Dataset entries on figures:

§

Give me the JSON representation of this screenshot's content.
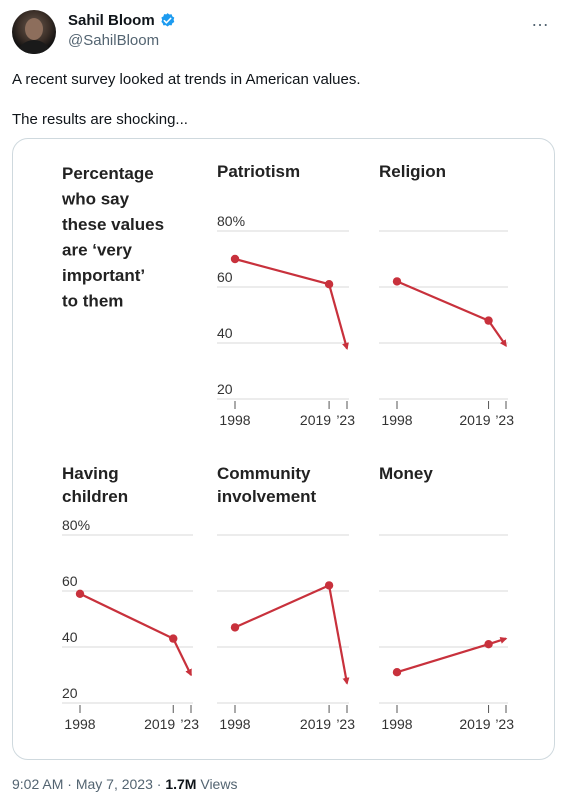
{
  "author": {
    "name": "Sahil Bloom",
    "handle": "@SahilBloom",
    "verified_color": "#1d9bf0"
  },
  "more_icon": "…",
  "tweet": {
    "line1": "A recent survey looked at trends in American values.",
    "line2": "The results are shocking..."
  },
  "meta": {
    "time": "9:02 AM",
    "date": "May 7, 2023",
    "separator": "·",
    "views_count": "1.7M",
    "views_label": "Views"
  },
  "chart_data": {
    "type": "line",
    "intro_text": [
      "Percentage",
      "who say",
      "these values",
      "are ‘very",
      "important’",
      "to them"
    ],
    "y_ticks": [
      80,
      60,
      40,
      20
    ],
    "y_tick_labels": [
      "80%",
      "60",
      "40",
      "20"
    ],
    "ylim": [
      20,
      80
    ],
    "x_tick_labels": [
      "1998",
      "2019",
      "’23"
    ],
    "line_color": "#c8313c",
    "grid": true,
    "panels": [
      {
        "title": [
          "Patriotism"
        ],
        "x": [
          1998,
          2019,
          2023
        ],
        "values": [
          70,
          61,
          38
        ],
        "show_axis_labels": true
      },
      {
        "title": [
          "Religion"
        ],
        "x": [
          1998,
          2019,
          2023
        ],
        "values": [
          62,
          48,
          39
        ],
        "show_axis_labels": false
      },
      {
        "title": [
          "Having",
          "children"
        ],
        "x": [
          1998,
          2019,
          2023
        ],
        "values": [
          59,
          43,
          30
        ],
        "show_axis_labels": true
      },
      {
        "title": [
          "Community",
          "involvement"
        ],
        "x": [
          1998,
          2019,
          2023
        ],
        "values": [
          47,
          62,
          27
        ],
        "show_axis_labels": false
      },
      {
        "title": [
          "Money"
        ],
        "x": [
          1998,
          2019,
          2023
        ],
        "values": [
          31,
          41,
          43
        ],
        "show_axis_labels": false
      }
    ]
  }
}
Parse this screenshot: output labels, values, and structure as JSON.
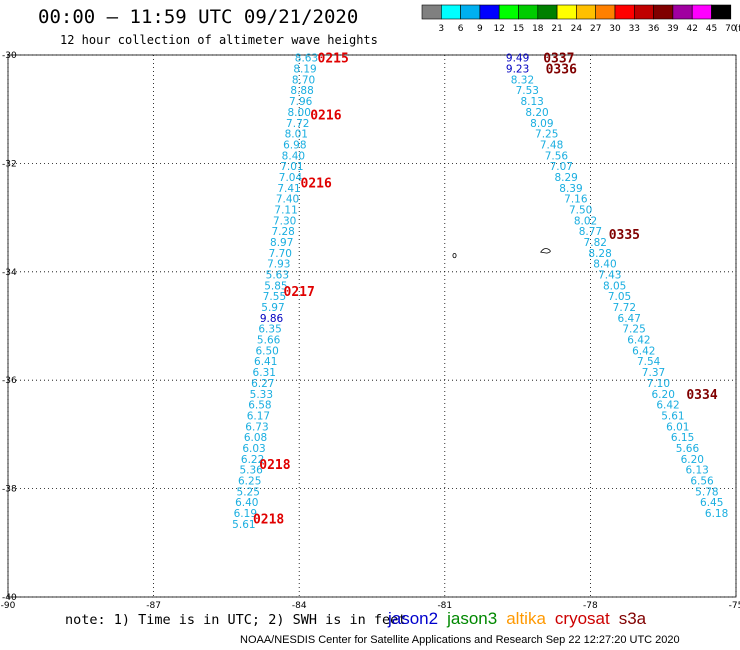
{
  "header": {
    "title": "00:00 – 11:59 UTC 09/21/2020",
    "subtitle": "12 hour collection of altimeter wave heights"
  },
  "colorbar": {
    "labels": [
      "3",
      "6",
      "9",
      "12",
      "15",
      "18",
      "21",
      "24",
      "27",
      "30",
      "33",
      "36",
      "39",
      "42",
      "45",
      "70"
    ],
    "colors": [
      "#808080",
      "#00ffff",
      "#00b0f0",
      "#0000ff",
      "#00ff00",
      "#00cc00",
      "#008000",
      "#ffff00",
      "#ffc000",
      "#ff8000",
      "#ff0000",
      "#c00000",
      "#800000",
      "#a000a0",
      "#ff00ff",
      "#000000"
    ],
    "unit": "(ft)"
  },
  "axes": {
    "lat_ticks": [
      -30,
      -32,
      -34,
      -36,
      -38,
      -40
    ],
    "lon_ticks": [
      -90,
      -87,
      -84,
      -81,
      -78,
      -75
    ],
    "lon_range": [
      -90,
      -75
    ],
    "lat_range": [
      -40,
      -30
    ]
  },
  "tracks": [
    {
      "points": [
        {
          "lat": -30.05,
          "lon": -83.85,
          "v": "8.63"
        },
        {
          "lat": -30.25,
          "lon": -83.88,
          "v": "8.19"
        },
        {
          "lat": -30.45,
          "lon": -83.91,
          "v": "8.70"
        },
        {
          "lat": -30.65,
          "lon": -83.94,
          "v": "8.88"
        },
        {
          "lat": -30.85,
          "lon": -83.97,
          "v": "7.96"
        },
        {
          "lat": -31.05,
          "lon": -84.0,
          "v": "8.00"
        },
        {
          "lat": -31.25,
          "lon": -84.03,
          "v": "7.72"
        },
        {
          "lat": -31.45,
          "lon": -84.06,
          "v": "8.01"
        },
        {
          "lat": -31.65,
          "lon": -84.09,
          "v": "6.98"
        },
        {
          "lat": -31.85,
          "lon": -84.12,
          "v": "8.40"
        },
        {
          "lat": -32.05,
          "lon": -84.15,
          "v": "7.01"
        },
        {
          "lat": -32.25,
          "lon": -84.18,
          "v": "7.04"
        },
        {
          "lat": -32.45,
          "lon": -84.21,
          "v": "7.41"
        },
        {
          "lat": -32.65,
          "lon": -84.24,
          "v": "7.40"
        },
        {
          "lat": -32.85,
          "lon": -84.27,
          "v": "7.11"
        },
        {
          "lat": -33.05,
          "lon": -84.3,
          "v": "7.30"
        },
        {
          "lat": -33.25,
          "lon": -84.33,
          "v": "7.28"
        },
        {
          "lat": -33.45,
          "lon": -84.36,
          "v": "8.97"
        },
        {
          "lat": -33.65,
          "lon": -84.39,
          "v": "7.70"
        },
        {
          "lat": -33.85,
          "lon": -84.42,
          "v": "7.93"
        },
        {
          "lat": -34.05,
          "lon": -84.45,
          "v": "5.63"
        },
        {
          "lat": -34.25,
          "lon": -84.48,
          "v": "5.85"
        },
        {
          "lat": -34.45,
          "lon": -84.51,
          "v": "7.55"
        },
        {
          "lat": -34.65,
          "lon": -84.54,
          "v": "5.97"
        },
        {
          "lat": -34.85,
          "lon": -84.57,
          "v": "9.86",
          "c": "#0000c0"
        },
        {
          "lat": -35.05,
          "lon": -84.6,
          "v": "6.35"
        },
        {
          "lat": -35.25,
          "lon": -84.63,
          "v": "5.66"
        },
        {
          "lat": -35.45,
          "lon": -84.66,
          "v": "6.50"
        },
        {
          "lat": -35.65,
          "lon": -84.69,
          "v": "6.41"
        },
        {
          "lat": -35.85,
          "lon": -84.72,
          "v": "6.31"
        },
        {
          "lat": -36.05,
          "lon": -84.75,
          "v": "6.27"
        },
        {
          "lat": -36.25,
          "lon": -84.78,
          "v": "5.33"
        },
        {
          "lat": -36.45,
          "lon": -84.81,
          "v": "6.58"
        },
        {
          "lat": -36.65,
          "lon": -84.84,
          "v": "6.17"
        },
        {
          "lat": -36.85,
          "lon": -84.87,
          "v": "6.73"
        },
        {
          "lat": -37.05,
          "lon": -84.9,
          "v": "6.08"
        },
        {
          "lat": -37.25,
          "lon": -84.93,
          "v": "6.03"
        },
        {
          "lat": -37.45,
          "lon": -84.96,
          "v": "6.22"
        },
        {
          "lat": -37.65,
          "lon": -84.99,
          "v": "5.36"
        },
        {
          "lat": -37.85,
          "lon": -85.02,
          "v": "6.25"
        },
        {
          "lat": -38.05,
          "lon": -85.05,
          "v": "5.25"
        },
        {
          "lat": -38.25,
          "lon": -85.08,
          "v": "6.40"
        },
        {
          "lat": -38.45,
          "lon": -85.11,
          "v": "6.19"
        },
        {
          "lat": -38.65,
          "lon": -85.14,
          "v": "5.61"
        }
      ],
      "time_labels": [
        {
          "lat": -30.05,
          "lon": -83.3,
          "t": "0215"
        },
        {
          "lat": -31.1,
          "lon": -83.45,
          "t": "0216"
        },
        {
          "lat": -32.35,
          "lon": -83.65,
          "t": "0216"
        },
        {
          "lat": -34.35,
          "lon": -84.0,
          "t": "0217"
        },
        {
          "lat": -37.55,
          "lon": -84.5,
          "t": "0218"
        },
        {
          "lat": -38.55,
          "lon": -84.63,
          "t": "0218"
        }
      ]
    },
    {
      "points": [
        {
          "lat": -30.05,
          "lon": -79.5,
          "v": "9.49",
          "c": "#0000c0"
        },
        {
          "lat": -30.25,
          "lon": -79.5,
          "v": "9.23",
          "c": "#0000c0"
        },
        {
          "lat": -30.45,
          "lon": -79.4,
          "v": "8.32"
        },
        {
          "lat": -30.65,
          "lon": -79.3,
          "v": "7.53"
        },
        {
          "lat": -30.85,
          "lon": -79.2,
          "v": "8.13"
        },
        {
          "lat": -31.05,
          "lon": -79.1,
          "v": "8.20"
        },
        {
          "lat": -31.25,
          "lon": -79.0,
          "v": "8.09"
        },
        {
          "lat": -31.45,
          "lon": -78.9,
          "v": "7.25"
        },
        {
          "lat": -31.65,
          "lon": -78.8,
          "v": "7.48"
        },
        {
          "lat": -31.85,
          "lon": -78.7,
          "v": "7.56"
        },
        {
          "lat": -32.05,
          "lon": -78.6,
          "v": "7.07"
        },
        {
          "lat": -32.25,
          "lon": -78.5,
          "v": "8.29"
        },
        {
          "lat": -32.45,
          "lon": -78.4,
          "v": "8.39"
        },
        {
          "lat": -32.65,
          "lon": -78.3,
          "v": "7.16"
        },
        {
          "lat": -32.85,
          "lon": -78.2,
          "v": "7.50"
        },
        {
          "lat": -33.05,
          "lon": -78.1,
          "v": "8.02"
        },
        {
          "lat": -33.25,
          "lon": -78.0,
          "v": "8.77"
        },
        {
          "lat": -33.45,
          "lon": -77.9,
          "v": "7.82"
        },
        {
          "lat": -33.65,
          "lon": -77.8,
          "v": "8.28"
        },
        {
          "lat": -33.85,
          "lon": -77.7,
          "v": "8.40"
        },
        {
          "lat": -34.05,
          "lon": -77.6,
          "v": "7.43"
        },
        {
          "lat": -34.25,
          "lon": -77.5,
          "v": "8.05"
        },
        {
          "lat": -34.45,
          "lon": -77.4,
          "v": "7.05"
        },
        {
          "lat": -34.65,
          "lon": -77.3,
          "v": "7.72"
        },
        {
          "lat": -34.85,
          "lon": -77.2,
          "v": "6.47"
        },
        {
          "lat": -35.05,
          "lon": -77.1,
          "v": "7.25"
        },
        {
          "lat": -35.25,
          "lon": -77.0,
          "v": "6.42"
        },
        {
          "lat": -35.45,
          "lon": -76.9,
          "v": "6.42"
        },
        {
          "lat": -35.65,
          "lon": -76.8,
          "v": "7.54"
        },
        {
          "lat": -35.85,
          "lon": -76.7,
          "v": "7.37"
        },
        {
          "lat": -36.05,
          "lon": -76.6,
          "v": "7.10"
        },
        {
          "lat": -36.25,
          "lon": -76.5,
          "v": "6.20"
        },
        {
          "lat": -36.45,
          "lon": -76.4,
          "v": "6.42"
        },
        {
          "lat": -36.65,
          "lon": -76.3,
          "v": "5.61"
        },
        {
          "lat": -36.85,
          "lon": -76.2,
          "v": "6.01"
        },
        {
          "lat": -37.05,
          "lon": -76.1,
          "v": "6.15"
        },
        {
          "lat": -37.25,
          "lon": -76.0,
          "v": "5.66"
        },
        {
          "lat": -37.45,
          "lon": -75.9,
          "v": "6.20"
        },
        {
          "lat": -37.65,
          "lon": -75.8,
          "v": "6.13"
        },
        {
          "lat": -37.85,
          "lon": -75.7,
          "v": "6.56"
        },
        {
          "lat": -38.05,
          "lon": -75.6,
          "v": "5.78"
        },
        {
          "lat": -38.25,
          "lon": -75.5,
          "v": "6.45"
        },
        {
          "lat": -38.45,
          "lon": -75.4,
          "v": "6.18"
        }
      ],
      "time_labels": [
        {
          "lat": -30.05,
          "lon": -78.65,
          "t": "0337"
        },
        {
          "lat": -30.25,
          "lon": -78.6,
          "t": "0336"
        },
        {
          "lat": -33.3,
          "lon": -77.3,
          "t": "0335"
        },
        {
          "lat": -36.25,
          "lon": -75.7,
          "t": "0334"
        }
      ]
    }
  ],
  "note": "note:  1) Time is in UTC;  2) SWH is in feet",
  "legend": [
    {
      "name": "jason2",
      "color": "#0000cc"
    },
    {
      "name": "jason3",
      "color": "#008800"
    },
    {
      "name": "altika",
      "color": "#ff9900"
    },
    {
      "name": "cryosat",
      "color": "#cc0000"
    },
    {
      "name": "s3a",
      "color": "#800000"
    }
  ],
  "footer": "NOAA/NESDIS Center for Satellite Applications and Research    Sep 22 12:27:20 UTC 2020"
}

§

Lines containing the word "JSON" are to be counted in the listing; state their number alone.

2